§ What is needed:
Retype the lines of every record below, keeping each one the same.

§ Records provided:
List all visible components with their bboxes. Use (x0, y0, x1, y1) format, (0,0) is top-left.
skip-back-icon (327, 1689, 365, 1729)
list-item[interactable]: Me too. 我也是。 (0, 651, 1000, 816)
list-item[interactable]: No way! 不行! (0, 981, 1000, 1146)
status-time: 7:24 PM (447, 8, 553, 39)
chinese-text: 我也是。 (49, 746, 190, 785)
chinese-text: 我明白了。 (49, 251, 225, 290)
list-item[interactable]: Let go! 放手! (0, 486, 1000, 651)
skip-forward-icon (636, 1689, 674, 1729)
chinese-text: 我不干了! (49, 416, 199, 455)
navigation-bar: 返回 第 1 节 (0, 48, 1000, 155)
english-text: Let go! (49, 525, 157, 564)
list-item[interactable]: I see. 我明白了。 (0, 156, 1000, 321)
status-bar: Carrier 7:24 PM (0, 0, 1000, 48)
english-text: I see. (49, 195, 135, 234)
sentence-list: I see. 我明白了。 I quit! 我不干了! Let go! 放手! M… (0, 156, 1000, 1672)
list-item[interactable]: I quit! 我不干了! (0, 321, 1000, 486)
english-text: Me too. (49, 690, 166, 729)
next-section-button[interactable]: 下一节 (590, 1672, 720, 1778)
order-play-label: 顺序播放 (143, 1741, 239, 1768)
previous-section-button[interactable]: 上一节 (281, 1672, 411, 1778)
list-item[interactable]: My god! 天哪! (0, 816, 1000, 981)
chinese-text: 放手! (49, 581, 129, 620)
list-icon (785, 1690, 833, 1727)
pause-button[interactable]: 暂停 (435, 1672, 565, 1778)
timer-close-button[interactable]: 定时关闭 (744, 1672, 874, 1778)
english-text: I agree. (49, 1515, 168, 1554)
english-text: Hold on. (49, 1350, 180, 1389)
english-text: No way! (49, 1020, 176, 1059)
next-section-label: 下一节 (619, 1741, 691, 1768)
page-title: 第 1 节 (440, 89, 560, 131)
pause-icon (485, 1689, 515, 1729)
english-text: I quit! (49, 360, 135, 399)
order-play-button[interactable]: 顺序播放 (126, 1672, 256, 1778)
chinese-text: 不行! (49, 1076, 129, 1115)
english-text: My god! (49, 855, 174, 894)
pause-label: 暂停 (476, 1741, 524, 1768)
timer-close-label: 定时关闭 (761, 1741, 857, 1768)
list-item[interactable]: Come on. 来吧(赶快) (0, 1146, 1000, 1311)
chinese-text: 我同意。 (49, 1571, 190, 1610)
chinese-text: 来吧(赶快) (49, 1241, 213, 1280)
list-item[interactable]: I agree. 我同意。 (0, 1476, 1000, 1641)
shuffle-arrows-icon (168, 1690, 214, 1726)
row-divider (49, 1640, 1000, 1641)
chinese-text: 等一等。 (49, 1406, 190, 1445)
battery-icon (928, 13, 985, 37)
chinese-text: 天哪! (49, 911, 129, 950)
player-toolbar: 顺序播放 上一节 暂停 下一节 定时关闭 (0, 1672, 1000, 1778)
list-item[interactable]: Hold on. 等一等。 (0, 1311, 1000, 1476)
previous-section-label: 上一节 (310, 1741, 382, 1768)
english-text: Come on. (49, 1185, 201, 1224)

§ Worked answer:
List all visible components with their bboxes. Use (x0, y0, x1, y1) format, (0,0) is top-left.
skip-back-icon (327, 1689, 365, 1729)
list-item[interactable]: Me too. 我也是。 (0, 651, 1000, 816)
list-item[interactable]: No way! 不行! (0, 981, 1000, 1146)
status-time: 7:24 PM (447, 8, 553, 39)
chinese-text: 我也是。 (49, 746, 190, 785)
chinese-text: 我明白了。 (49, 251, 225, 290)
list-item[interactable]: Let go! 放手! (0, 486, 1000, 651)
skip-forward-icon (636, 1689, 674, 1729)
chinese-text: 我不干了! (49, 416, 199, 455)
navigation-bar: 返回 第 1 节 (0, 48, 1000, 155)
english-text: Let go! (49, 525, 157, 564)
list-item[interactable]: I see. 我明白了。 (0, 156, 1000, 321)
status-bar: Carrier 7:24 PM (0, 0, 1000, 48)
english-text: I see. (49, 195, 135, 234)
sentence-list: I see. 我明白了。 I quit! 我不干了! Let go! 放手! M… (0, 156, 1000, 1672)
list-item[interactable]: I quit! 我不干了! (0, 321, 1000, 486)
english-text: Me too. (49, 690, 166, 729)
next-section-button[interactable]: 下一节 (590, 1672, 720, 1778)
order-play-label: 顺序播放 (143, 1741, 239, 1768)
previous-section-button[interactable]: 上一节 (281, 1672, 411, 1778)
list-item[interactable]: My god! 天哪! (0, 816, 1000, 981)
chinese-text: 放手! (49, 581, 129, 620)
list-icon (785, 1690, 833, 1727)
pause-button[interactable]: 暂停 (435, 1672, 565, 1778)
timer-close-button[interactable]: 定时关闭 (744, 1672, 874, 1778)
english-text: I agree. (49, 1515, 168, 1554)
english-text: Hold on. (49, 1350, 180, 1389)
english-text: No way! (49, 1020, 176, 1059)
next-section-label: 下一节 (619, 1741, 691, 1768)
page-title: 第 1 节 (440, 89, 560, 131)
pause-icon (485, 1689, 515, 1729)
english-text: I quit! (49, 360, 135, 399)
order-play-button[interactable]: 顺序播放 (126, 1672, 256, 1778)
chinese-text: 不行! (49, 1076, 129, 1115)
english-text: My god! (49, 855, 174, 894)
pause-label: 暂停 (476, 1741, 524, 1768)
timer-close-label: 定时关闭 (761, 1741, 857, 1768)
list-item[interactable]: Come on. 来吧(赶快) (0, 1146, 1000, 1311)
chinese-text: 我同意。 (49, 1571, 190, 1610)
chinese-text: 来吧(赶快) (49, 1241, 213, 1280)
list-item[interactable]: I agree. 我同意。 (0, 1476, 1000, 1641)
shuffle-arrows-icon (168, 1690, 214, 1726)
row-divider (49, 1640, 1000, 1641)
chinese-text: 等一等。 (49, 1406, 190, 1445)
battery-icon (928, 13, 985, 37)
chinese-text: 天哪! (49, 911, 129, 950)
player-toolbar: 顺序播放 上一节 暂停 下一节 定时关闭 (0, 1672, 1000, 1778)
list-item[interactable]: Hold on. 等一等。 (0, 1311, 1000, 1476)
previous-section-label: 上一节 (310, 1741, 382, 1768)
english-text: Come on. (49, 1185, 201, 1224)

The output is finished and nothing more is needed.